→ **O que se pede**: Para cada afirmação a seguir, responda sim ou não conforme ela concorde com o trecho e cite literalmente as palavras do trecho que decidem. 1. Segundo o trecho, quem escreve bebe para se divertir. 2. O trecho afirma que ter saído para caminhar de madrugada em outro país não quer dizer ser louco. 3. De acordo com o trecho, uma árvore um dia se transforma em outra coisa, como papel ou adubo.

→ **Trecho da fonte**:
::::::::::

Explicando
“É mais fácil ser legal do que ser estranho. E é bem mais divertido.” (Didi,
“Morte: o Alto Preço da Vida”)
Bom, já que pediram com tanto jeitinho, vou explicar meu blog. Não reclamem se vocês não entenderem. Provavelmente significa que vocês não estão se esforçando. Ou, pior ainda, que vocês estão.
Os que já falaram comigo, seja pessoalmente ou via MSN, geralmente acham que eu tenho uns parafusos a menos. Diacho, até gente que tem seus parafusos a menos acha que eu tenho ainda menos parafusos no lugar. Talvez até seja verdade, isso realmente depende do seu ponto de vista, mas mantenha em mente que não sou eu que bebo pra me divertir. Só porque eu já saí pra caminhar de madrugada em outro país e passei mais de uma hora sentado num gramado irregular na frente de uma fábrica, olhando montanhas, céus, estrelas e cidades, não quer dizer que eu seja louco.
Dito isso, vamos dizer mais coisas. Sabe, os meus olhos não são como os de vocês. As árvores, por exemplo. Eu sei que todo mundo olha pra uma árvore e vê uma árvore. Parece óbvio. Uma árvore é só uma árvore. ERRADO! Tem muito mais a ser visto em uma árvore além de uma árvore. A árvore é um sábio. Vive, morre, existe. E um dia se transforma em outra coisa, papel, adubo, palitos de dente ou de picolé. Quando foi a última vez que vocês olharam pra uma árvore e viram um papel higiênico que vocês usaram na última vez que foram no banheiro? Necessidade de uma espécie que insiste em comer gordura flavorizada depois de tomar banho. E lavar as mãos. E ainda querem ser limpos, cara! Por favor, me digam que não sou o único que enxerga a demência disso.

::::::::::

→ **Dados apresentados**:

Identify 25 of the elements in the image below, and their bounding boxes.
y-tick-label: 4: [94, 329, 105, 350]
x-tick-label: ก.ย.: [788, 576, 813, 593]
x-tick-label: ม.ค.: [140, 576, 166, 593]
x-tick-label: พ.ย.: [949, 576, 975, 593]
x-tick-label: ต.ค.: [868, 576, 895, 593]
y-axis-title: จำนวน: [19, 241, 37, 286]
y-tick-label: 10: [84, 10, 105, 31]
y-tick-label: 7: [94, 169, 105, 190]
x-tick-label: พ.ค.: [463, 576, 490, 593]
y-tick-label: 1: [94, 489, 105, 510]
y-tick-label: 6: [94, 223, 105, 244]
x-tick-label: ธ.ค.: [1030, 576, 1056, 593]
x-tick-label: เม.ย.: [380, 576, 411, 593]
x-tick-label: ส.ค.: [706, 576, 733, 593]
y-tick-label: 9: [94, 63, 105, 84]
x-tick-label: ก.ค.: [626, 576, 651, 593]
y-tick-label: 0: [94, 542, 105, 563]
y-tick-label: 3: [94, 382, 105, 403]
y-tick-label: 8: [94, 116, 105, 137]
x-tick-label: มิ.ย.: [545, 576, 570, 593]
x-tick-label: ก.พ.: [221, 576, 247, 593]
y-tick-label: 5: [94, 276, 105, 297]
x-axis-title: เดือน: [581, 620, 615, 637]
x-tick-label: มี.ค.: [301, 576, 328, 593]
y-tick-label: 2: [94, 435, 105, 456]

::::::::::

→ **Resposta escrita**:
1. Não: "mas mantenha em mente que não sou eu que bebo pra me divertir"
2. Sim: "Só porque eu já saí pra caminhar de madrugada em outro país e passei mais de uma hora sentado num gramado irregular na frente de uma fábrica, olhando montanhas, céus, estrelas e cidades, não quer dizer que eu seja louco."
3. Sim: "E um dia se transforma em outra coisa, papel, adubo, palitos de dente ou de picolé."